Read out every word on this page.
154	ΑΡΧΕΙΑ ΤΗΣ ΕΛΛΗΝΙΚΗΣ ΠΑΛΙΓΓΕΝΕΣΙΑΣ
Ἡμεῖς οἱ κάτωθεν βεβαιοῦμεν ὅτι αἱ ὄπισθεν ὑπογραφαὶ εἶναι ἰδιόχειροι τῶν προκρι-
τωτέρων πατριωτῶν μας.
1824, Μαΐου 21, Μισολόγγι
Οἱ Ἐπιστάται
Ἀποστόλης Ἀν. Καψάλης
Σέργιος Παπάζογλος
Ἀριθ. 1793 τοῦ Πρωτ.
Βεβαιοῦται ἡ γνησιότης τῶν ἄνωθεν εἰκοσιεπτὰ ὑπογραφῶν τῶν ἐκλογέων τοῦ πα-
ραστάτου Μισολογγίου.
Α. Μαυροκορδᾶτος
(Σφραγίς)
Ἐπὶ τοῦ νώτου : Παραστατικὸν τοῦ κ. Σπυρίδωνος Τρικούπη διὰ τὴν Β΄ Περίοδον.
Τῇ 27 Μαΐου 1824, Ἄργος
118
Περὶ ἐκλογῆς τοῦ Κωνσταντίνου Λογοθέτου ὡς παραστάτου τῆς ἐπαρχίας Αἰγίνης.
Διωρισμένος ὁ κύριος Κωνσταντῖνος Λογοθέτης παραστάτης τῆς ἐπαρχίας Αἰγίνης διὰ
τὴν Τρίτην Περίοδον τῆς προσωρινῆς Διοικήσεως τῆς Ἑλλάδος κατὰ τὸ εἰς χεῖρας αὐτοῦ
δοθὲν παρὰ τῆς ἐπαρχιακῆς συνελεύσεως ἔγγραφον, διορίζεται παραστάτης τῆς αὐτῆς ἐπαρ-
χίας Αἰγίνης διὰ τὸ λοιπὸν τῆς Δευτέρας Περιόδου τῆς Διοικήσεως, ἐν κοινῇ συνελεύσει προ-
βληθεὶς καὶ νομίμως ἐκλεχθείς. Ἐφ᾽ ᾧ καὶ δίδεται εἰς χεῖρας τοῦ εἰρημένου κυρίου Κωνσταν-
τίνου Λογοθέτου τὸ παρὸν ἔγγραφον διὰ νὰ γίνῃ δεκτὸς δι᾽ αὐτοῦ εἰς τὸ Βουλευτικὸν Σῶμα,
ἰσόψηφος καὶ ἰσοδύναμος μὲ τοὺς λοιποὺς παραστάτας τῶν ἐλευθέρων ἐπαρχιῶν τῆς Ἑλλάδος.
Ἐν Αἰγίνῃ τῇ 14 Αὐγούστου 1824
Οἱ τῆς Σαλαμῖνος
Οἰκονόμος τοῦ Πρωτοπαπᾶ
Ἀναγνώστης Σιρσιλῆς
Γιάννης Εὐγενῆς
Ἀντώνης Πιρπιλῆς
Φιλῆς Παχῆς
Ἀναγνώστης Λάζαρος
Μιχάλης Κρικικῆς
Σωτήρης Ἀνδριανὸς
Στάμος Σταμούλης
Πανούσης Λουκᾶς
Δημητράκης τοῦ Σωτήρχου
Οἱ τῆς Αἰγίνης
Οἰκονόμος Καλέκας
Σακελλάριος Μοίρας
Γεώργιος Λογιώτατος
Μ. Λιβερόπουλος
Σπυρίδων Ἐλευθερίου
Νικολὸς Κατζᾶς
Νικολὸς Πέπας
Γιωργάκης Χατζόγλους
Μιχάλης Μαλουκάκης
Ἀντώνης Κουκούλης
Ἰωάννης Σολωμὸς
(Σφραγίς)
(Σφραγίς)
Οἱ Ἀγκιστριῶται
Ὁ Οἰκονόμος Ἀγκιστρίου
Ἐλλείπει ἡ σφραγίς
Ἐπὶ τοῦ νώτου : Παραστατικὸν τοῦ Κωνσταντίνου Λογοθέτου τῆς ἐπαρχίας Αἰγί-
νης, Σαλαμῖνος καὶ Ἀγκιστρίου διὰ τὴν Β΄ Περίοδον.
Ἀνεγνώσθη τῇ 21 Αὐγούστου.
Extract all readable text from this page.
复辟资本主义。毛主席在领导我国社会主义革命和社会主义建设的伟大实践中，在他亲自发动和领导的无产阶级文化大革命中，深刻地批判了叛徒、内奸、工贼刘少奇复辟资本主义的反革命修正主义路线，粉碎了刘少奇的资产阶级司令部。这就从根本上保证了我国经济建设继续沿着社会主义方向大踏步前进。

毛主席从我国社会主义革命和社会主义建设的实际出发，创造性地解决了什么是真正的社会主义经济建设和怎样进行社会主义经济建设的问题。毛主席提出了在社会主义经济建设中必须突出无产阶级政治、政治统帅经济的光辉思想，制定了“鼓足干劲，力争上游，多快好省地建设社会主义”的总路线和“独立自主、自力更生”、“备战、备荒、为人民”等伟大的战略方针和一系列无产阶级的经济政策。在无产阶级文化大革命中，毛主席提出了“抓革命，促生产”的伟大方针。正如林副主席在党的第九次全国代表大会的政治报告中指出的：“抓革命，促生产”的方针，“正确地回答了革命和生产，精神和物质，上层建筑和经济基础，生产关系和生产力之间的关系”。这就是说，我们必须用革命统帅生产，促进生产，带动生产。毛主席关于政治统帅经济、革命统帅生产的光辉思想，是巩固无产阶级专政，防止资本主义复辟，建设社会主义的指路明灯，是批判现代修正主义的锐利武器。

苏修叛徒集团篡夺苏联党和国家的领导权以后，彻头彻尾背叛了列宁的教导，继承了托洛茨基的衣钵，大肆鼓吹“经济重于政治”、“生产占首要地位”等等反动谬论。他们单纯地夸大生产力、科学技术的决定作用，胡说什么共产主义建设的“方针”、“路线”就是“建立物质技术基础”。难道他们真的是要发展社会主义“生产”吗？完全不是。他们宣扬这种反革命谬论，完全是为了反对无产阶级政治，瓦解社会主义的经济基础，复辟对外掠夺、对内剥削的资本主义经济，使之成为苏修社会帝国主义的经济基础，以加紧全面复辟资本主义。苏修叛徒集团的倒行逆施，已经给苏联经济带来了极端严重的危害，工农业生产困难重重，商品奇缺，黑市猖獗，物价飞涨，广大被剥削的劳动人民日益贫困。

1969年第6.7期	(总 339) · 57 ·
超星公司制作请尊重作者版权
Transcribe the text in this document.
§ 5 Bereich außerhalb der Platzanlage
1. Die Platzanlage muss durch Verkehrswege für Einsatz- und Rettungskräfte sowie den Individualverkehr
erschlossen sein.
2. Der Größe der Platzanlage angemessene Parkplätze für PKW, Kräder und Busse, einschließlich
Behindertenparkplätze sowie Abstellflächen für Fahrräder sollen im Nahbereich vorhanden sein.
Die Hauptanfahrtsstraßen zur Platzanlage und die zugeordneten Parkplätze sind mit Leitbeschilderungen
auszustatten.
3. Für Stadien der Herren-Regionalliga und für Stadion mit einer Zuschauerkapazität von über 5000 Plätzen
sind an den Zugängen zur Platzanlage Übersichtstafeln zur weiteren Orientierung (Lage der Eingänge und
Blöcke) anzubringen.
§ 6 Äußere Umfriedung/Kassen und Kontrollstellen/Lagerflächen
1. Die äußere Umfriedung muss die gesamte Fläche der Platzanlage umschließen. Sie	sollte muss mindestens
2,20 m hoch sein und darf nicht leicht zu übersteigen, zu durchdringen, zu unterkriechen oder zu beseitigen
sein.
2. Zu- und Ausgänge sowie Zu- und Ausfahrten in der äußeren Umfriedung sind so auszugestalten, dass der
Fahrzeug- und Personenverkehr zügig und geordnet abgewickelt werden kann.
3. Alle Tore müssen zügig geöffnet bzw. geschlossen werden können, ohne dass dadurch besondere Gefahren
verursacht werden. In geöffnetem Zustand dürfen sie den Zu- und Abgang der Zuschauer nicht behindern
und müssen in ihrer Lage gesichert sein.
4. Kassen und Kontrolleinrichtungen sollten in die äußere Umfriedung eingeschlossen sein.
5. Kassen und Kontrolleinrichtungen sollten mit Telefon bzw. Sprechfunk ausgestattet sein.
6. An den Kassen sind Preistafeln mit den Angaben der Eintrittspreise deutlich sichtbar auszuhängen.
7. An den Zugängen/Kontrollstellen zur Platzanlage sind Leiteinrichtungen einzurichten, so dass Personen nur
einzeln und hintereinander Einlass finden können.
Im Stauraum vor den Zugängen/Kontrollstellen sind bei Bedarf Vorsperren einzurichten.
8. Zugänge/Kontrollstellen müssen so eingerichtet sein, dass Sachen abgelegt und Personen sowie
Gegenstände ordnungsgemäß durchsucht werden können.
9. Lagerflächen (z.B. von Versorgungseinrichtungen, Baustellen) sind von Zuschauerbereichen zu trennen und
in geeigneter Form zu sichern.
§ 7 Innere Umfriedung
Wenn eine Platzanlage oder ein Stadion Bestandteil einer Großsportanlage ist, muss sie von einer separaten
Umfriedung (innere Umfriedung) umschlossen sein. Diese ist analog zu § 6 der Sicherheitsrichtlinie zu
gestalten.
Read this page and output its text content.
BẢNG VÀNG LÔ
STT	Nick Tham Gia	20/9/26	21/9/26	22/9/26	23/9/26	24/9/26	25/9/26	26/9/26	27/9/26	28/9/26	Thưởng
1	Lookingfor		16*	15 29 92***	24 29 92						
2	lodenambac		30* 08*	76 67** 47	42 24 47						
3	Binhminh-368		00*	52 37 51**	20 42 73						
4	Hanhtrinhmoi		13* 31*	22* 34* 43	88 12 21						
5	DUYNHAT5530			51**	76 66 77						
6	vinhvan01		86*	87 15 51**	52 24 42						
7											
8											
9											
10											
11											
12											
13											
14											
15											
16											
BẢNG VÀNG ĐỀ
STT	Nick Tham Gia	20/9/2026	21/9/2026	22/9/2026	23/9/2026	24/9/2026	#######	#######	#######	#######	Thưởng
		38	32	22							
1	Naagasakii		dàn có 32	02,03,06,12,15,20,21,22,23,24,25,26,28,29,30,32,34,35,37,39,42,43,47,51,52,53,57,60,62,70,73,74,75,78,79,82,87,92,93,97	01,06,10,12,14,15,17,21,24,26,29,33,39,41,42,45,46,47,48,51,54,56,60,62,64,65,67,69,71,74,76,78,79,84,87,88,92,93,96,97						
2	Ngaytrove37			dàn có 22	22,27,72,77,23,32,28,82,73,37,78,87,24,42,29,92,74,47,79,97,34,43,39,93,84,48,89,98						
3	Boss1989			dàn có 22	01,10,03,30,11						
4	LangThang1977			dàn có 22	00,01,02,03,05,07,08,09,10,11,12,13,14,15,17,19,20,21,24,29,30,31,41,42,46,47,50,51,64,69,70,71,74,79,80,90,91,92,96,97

━━━━━━━━━━━━━━━━━━━━

#### Prompt:
Show, from the material above, each line that includes the string "können".

#### Solution to the problem:
3. Alle Tore müssen zügig geöffnet bzw. geschlossen werden können, ohne dass dadurch besondere Gefahren
einzeln und hintereinander Einlass finden können.
Gegenstände ordnungsgemäß durchsucht werden können.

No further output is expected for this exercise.